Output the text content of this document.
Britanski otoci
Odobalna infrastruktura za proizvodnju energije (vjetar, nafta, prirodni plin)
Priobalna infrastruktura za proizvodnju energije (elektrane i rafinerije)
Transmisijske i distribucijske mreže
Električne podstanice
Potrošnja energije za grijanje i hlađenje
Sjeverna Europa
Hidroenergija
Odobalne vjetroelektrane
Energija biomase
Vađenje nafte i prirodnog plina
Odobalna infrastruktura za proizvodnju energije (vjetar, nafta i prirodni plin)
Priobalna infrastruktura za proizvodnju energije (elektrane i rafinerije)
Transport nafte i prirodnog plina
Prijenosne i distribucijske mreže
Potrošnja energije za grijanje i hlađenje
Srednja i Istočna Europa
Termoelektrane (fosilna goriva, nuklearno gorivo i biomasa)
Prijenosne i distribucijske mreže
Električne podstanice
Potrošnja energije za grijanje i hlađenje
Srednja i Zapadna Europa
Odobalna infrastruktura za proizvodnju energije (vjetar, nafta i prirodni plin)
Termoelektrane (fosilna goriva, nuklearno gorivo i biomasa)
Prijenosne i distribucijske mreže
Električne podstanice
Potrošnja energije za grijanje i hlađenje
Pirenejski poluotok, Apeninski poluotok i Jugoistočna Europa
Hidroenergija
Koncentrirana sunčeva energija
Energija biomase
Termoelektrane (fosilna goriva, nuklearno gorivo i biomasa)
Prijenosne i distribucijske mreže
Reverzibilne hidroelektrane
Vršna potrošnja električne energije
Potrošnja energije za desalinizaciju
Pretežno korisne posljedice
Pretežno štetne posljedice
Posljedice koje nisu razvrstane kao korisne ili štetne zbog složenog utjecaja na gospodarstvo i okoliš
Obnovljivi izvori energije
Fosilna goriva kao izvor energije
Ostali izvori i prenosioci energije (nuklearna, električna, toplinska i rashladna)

● Exercise
Copy every record exactly as presented.

● Worked solution
Output the text content of this document.
Britanski otoci
Odobalna infrastruktura za proizvodnju energije (vjetar, nafta, prirodni plin)
Priobalna infrastruktura za proizvodnju energije (elektrane i rafinerije)
Transmisijske i distribucijske mreže
Električne podstanice
Potrošnja energije za grijanje i hlađenje
Sjeverna Europa
Hidroenergija
Odobalne vjetroelektrane
Energija biomase
Vađenje nafte i prirodnog plina
Odobalna infrastruktura za proizvodnju energije (vjetar, nafta i prirodni plin)
Priobalna infrastruktura za proizvodnju energije (elektrane i rafinerije)
Transport nafte i prirodnog plina
Prijenosne i distribucijske mreže
Potrošnja energije za grijanje i hlađenje
Srednja i Istočna Europa
Termoelektrane (fosilna goriva, nuklearno gorivo i biomasa)
Prijenosne i distribucijske mreže
Električne podstanice
Potrošnja energije za grijanje i hlađenje
Srednja i Zapadna Europa
Odobalna infrastruktura za proizvodnju energije (vjetar, nafta i prirodni plin)
Termoelektrane (fosilna goriva, nuklearno gorivo i biomasa)
Prijenosne i distribucijske mreže
Električne podstanice
Potrošnja energije za grijanje i hlađenje
Pirenejski poluotok, Apeninski poluotok i Jugoistočna Europa
Hidroenergija
Koncentrirana sunčeva energija
Energija biomase
Termoelektrane (fosilna goriva, nuklearno gorivo i biomasa)
Prijenosne i distribucijske mreže
Reverzibilne hidroelektrane
Vršna potrošnja električne energije
Potrošnja energije za desalinizaciju
Pretežno korisne posljedice
Pretežno štetne posljedice
Posljedice koje nisu razvrstane kao korisne ili štetne zbog složenog utjecaja na gospodarstvo i okoliš
Obnovljivi izvori energije
Fosilna goriva kao izvor energije
Ostali izvori i prenosioci energije (nuklearna, električna, toplinska i rashladna)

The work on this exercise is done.